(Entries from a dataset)
★ ★ ★ ★ ★
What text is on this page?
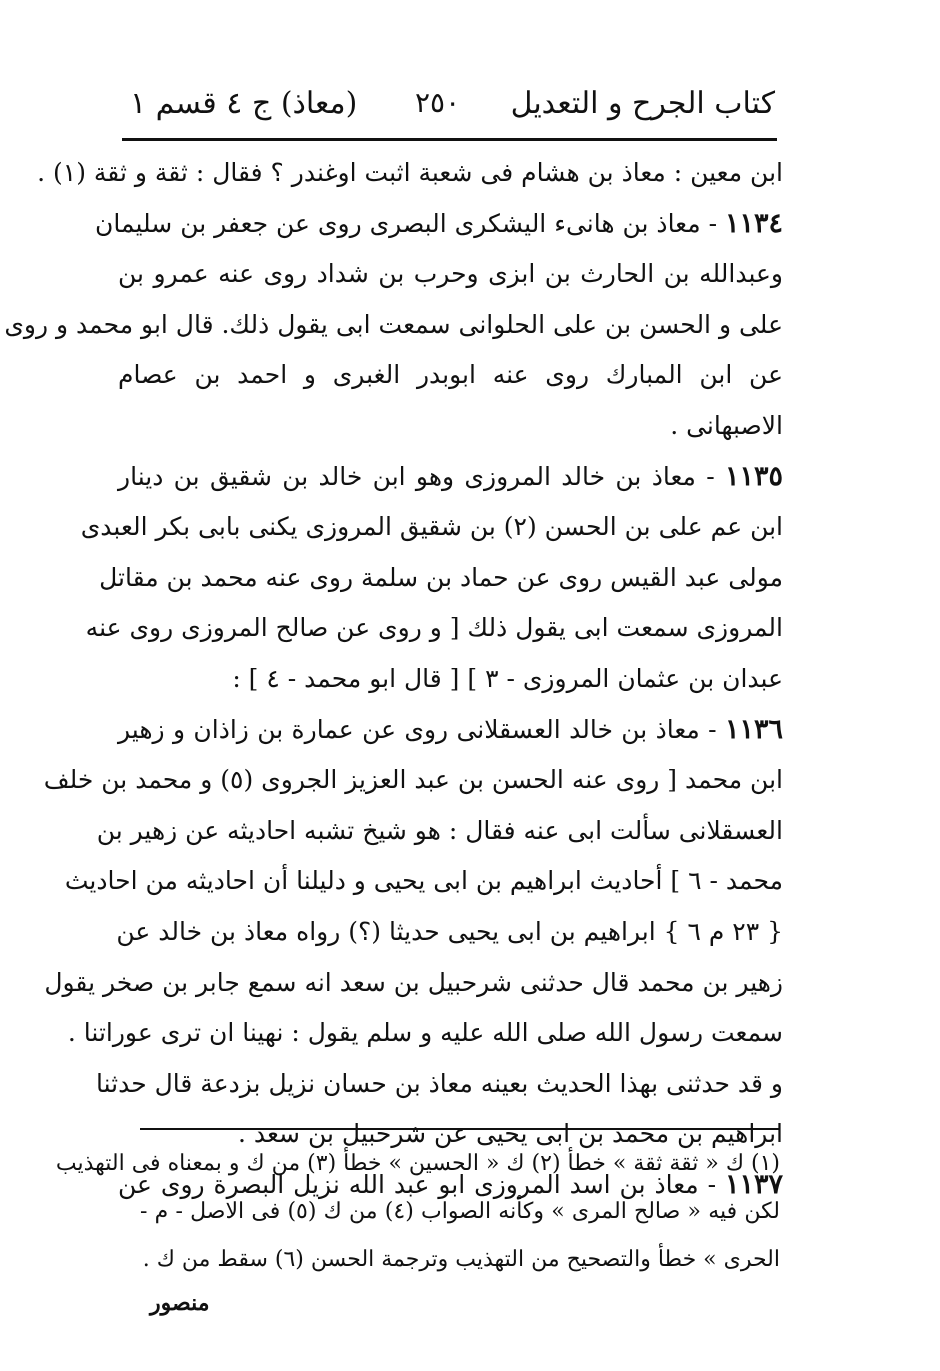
كتاب الجرح و التعديل
٢٥٠
(معاذ) ج ٤ قسم ١
ابن معين : معاذ بن هشام فى شعبة اثبت اوغندر ؟ فقال : ثقة و ثقة (١) .
١١٣٤ - معاذ بن هانىء اليشكرى البصرى روى عن جعفر بن سليمان
وعبدالله بن الحارث بن ابزى وحرب بن شداد روى عنه عمرو بن
على و الحسن بن على الحلوانى سمعت ابى يقول ذلك. قال ابو محمد و روى
عن ابن المبارك روى عنه ابوبدر الغبرى و احمد بن عصام
الاصبهانى .
١١٣٥ - معاذ بن خالد المروزى وهو ابن خالد بن شقيق بن دينار
ابن عم على بن الحسن (٢) بن شقيق المروزى يكنى بابى بكر العبدى
مولى عبد القيس روى عن حماد بن سلمة روى عنه محمد بن مقاتل
المروزى سمعت ابى يقول ذلك [ و روى عن صالح المروزى روى عنه
عبدان بن عثمان المروزى - ٣ ] [ قال ابو محمد - ٤ ] :
١١٣٦ - معاذ بن خالد العسقلانى روى عن عمارة بن زاذان و زهير
ابن محمد [ روى عنه الحسن بن عبد العزيز الجروى (٥) و محمد بن خلف
العسقلانى سألت ابى عنه فقال : هو شيخ تشبه احاديثه عن زهير بن
محمد - ٦ ] أحاديث ابراهيم بن ابى يحيى و دليلنا أن احاديثه من احاديث
{ ٢٣ م ٦ } ابراهيم بن ابى يحيى حديثا (؟) رواه معاذ بن خالد عن
زهير بن محمد قال حدثنى شرحبيل بن سعد انه سمع جابر بن صخر يقول
سمعت رسول الله صلى الله عليه و سلم يقول : نهينا ان ترى عوراتنا .
و قد حدثنى بهذا الحديث بعينه معاذ بن حسان نزيل بزدعة قال حدثنا
ابراهيم بن محمد بن ابى يحيى عن شرحبيل بن سعد .
١١٣٧ - معاذ بن اسد المروزى ابو عبد الله نزيل البصرة روى عن
(١) ك « ثقة ثقة » خطأ (٢) ك « الحسين » خطأ (٣) من ك و بمعناه فى التهذيب
لكن فيه « صالح المرى » وكأنه الصواب (٤) من ك (٥) فى الاصل - م -
الحرى » خطأ والتصحيح من التهذيب وترجمة الحسن (٦) سقط من ك .
منصور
★ ★ ★ ★ ★
#### Prompt
Single out each line of the records above with the string "احاديثه" in it, and copy it.

#### Exercise result
العسقلانى سألت ابى عنه فقال : هو شيخ تشبه احاديثه عن زهير بن
محمد - ٦ ] أحاديث ابراهيم بن ابى يحيى و دليلنا أن احاديثه من احاديث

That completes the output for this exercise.